Istilah Legal Opinion dalam bahasa latin disebut dengan Ius Opinion, dimana Ius artinya
Hukum dan Opinion artinya pandangan atau pendapat. Legal opinion yang selanjutnya disebut LO,
pada hakikatnya dibuat untuk menjawab isu tertentu. Isu ini akan dimuat dalam kasus posisi yang
telah ditentukan. Suatu LO harus dibuat secara terfokus, sistematis, dan proporsional. LO harus
fokus hanya memuat persoalan yang ditanyakan, tidak mengulas hal-hal di luar itu. LO juga harus
sistematis agar uraiannya mudah dipahami. Adapun tujuan dibuatnya suatu Legal opinion adalah
untuk memberikan pendapat hukum atas suatu persoalan hukum agar didapat suatu keputusan atau
tindakan yang tepat atas persoalan hukum yang ada tersebut. Berikut adalah kasus posisi sebagai
acuan dalam pembuatan legal opinion.

_Cuplikan Dataset:_
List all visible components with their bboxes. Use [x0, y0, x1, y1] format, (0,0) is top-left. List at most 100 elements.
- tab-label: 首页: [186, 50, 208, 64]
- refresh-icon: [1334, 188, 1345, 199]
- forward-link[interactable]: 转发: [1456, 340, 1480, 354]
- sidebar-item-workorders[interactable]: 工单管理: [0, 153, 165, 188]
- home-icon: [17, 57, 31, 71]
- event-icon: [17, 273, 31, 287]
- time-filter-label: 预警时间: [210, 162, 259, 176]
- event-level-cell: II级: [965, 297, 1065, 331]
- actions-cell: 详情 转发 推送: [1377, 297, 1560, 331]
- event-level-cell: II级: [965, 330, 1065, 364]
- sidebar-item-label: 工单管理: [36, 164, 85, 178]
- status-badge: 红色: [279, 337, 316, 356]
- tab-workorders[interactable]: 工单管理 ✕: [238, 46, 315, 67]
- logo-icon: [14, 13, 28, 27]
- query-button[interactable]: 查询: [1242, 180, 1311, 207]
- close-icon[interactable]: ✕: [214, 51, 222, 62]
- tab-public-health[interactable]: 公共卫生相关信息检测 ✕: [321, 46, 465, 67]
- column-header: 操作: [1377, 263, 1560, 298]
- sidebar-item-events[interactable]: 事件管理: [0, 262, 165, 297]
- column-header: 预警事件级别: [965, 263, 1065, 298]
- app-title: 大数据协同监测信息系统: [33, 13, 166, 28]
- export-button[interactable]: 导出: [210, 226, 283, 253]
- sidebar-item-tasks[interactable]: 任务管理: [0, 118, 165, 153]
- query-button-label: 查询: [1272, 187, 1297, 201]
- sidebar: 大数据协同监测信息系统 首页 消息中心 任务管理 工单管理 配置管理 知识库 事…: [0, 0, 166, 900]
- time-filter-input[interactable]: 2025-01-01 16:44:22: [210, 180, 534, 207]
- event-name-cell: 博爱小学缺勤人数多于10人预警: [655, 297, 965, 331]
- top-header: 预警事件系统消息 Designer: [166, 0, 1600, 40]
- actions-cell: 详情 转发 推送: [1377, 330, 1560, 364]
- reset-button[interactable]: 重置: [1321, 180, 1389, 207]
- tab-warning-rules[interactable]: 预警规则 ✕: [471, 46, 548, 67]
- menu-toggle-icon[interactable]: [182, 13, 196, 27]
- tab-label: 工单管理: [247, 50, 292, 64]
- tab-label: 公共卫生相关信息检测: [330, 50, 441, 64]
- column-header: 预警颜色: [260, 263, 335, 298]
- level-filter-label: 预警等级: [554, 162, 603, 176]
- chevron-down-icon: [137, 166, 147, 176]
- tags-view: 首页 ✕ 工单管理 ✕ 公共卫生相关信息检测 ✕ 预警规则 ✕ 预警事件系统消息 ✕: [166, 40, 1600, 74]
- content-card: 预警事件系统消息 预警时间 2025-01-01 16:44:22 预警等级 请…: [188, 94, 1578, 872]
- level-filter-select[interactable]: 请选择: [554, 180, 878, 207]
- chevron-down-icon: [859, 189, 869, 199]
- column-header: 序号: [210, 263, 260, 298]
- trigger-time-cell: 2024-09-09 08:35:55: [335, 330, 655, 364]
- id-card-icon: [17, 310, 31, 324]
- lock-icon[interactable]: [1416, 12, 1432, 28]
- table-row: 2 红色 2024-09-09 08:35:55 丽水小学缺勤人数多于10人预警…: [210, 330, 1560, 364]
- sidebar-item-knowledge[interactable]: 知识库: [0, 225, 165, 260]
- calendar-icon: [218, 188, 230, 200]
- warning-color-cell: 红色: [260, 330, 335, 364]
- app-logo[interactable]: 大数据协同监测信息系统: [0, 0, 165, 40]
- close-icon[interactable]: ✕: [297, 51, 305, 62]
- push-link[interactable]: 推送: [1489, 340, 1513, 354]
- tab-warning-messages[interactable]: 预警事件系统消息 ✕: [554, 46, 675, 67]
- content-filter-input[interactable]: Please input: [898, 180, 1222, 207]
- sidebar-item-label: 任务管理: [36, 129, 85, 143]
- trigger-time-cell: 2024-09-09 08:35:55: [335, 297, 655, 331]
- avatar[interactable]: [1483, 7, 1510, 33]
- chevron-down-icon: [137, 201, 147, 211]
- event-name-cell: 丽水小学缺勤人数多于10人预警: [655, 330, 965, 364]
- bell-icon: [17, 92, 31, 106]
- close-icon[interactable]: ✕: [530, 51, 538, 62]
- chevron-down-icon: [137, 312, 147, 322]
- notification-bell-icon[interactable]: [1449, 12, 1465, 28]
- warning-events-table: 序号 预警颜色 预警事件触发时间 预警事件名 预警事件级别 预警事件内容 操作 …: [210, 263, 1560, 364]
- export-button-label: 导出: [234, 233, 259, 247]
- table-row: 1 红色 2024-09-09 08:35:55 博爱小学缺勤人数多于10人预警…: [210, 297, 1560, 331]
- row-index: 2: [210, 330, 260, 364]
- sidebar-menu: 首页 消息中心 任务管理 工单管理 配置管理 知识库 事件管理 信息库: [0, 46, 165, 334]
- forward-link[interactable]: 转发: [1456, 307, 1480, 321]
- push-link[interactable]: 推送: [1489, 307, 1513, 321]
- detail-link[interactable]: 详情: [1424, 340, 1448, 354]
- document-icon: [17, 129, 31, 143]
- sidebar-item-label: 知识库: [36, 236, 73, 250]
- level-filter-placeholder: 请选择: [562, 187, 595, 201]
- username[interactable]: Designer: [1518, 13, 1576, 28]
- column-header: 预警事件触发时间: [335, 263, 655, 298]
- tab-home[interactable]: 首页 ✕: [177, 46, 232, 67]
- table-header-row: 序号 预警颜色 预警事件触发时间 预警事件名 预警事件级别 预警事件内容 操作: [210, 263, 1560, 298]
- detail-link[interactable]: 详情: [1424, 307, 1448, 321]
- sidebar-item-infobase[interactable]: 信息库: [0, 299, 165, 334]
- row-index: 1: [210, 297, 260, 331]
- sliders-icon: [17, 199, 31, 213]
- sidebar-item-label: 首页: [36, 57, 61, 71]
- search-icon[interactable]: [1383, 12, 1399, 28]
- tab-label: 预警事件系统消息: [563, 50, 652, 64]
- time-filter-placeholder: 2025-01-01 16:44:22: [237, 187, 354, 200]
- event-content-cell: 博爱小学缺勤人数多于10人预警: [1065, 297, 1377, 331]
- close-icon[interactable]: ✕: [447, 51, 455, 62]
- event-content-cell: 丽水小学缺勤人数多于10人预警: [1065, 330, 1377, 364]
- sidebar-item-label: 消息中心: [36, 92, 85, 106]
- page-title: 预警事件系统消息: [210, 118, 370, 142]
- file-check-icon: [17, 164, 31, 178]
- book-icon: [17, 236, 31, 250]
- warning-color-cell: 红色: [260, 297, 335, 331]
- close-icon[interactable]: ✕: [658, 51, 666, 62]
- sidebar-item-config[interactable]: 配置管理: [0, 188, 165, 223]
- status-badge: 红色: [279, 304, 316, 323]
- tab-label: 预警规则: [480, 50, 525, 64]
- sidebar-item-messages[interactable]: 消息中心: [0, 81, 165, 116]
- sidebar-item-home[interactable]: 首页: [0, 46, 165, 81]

_Tugas yang Dikerjakan:_
#1 Menurut teks tentang legal opinion, apa arti kata Ius?
#2 Tuliskan persis bagian teks tentang legal opinion, semuanya dari "Istilah Legal Opinion" hingga "pembuatan legal opinion.".
Catatan-catatan di atas berasal dari sumber lain.

_Jawaban Tiap Tugas:_
#1 Hukum.

#2
Istilah Legal Opinion dalam bahasa latin disebut dengan Ius Opinion, dimana Ius artinya
Hukum dan Opinion artinya pandangan atau pendapat. Legal opinion yang selanjutnya disebut LO,
pada hakikatnya dibuat untuk menjawab isu tertentu. Isu ini akan dimuat dalam kasus posisi yang
telah ditentukan. Suatu LO harus dibuat secara terfokus, sistematis, dan proporsional. LO harus
fokus hanya memuat persoalan yang ditanyakan, tidak mengulas hal-hal di luar itu. LO juga harus
sistematis agar uraiannya mudah dipahami. Adapun tujuan dibuatnya suatu Legal opinion adalah
untuk memberikan pendapat hukum atas suatu persoalan hukum agar didapat suatu keputusan atau
tindakan yang tepat atas persoalan hukum yang ada tersebut. Berikut adalah kasus posisi sebagai
acuan dalam pembuatan legal opinion.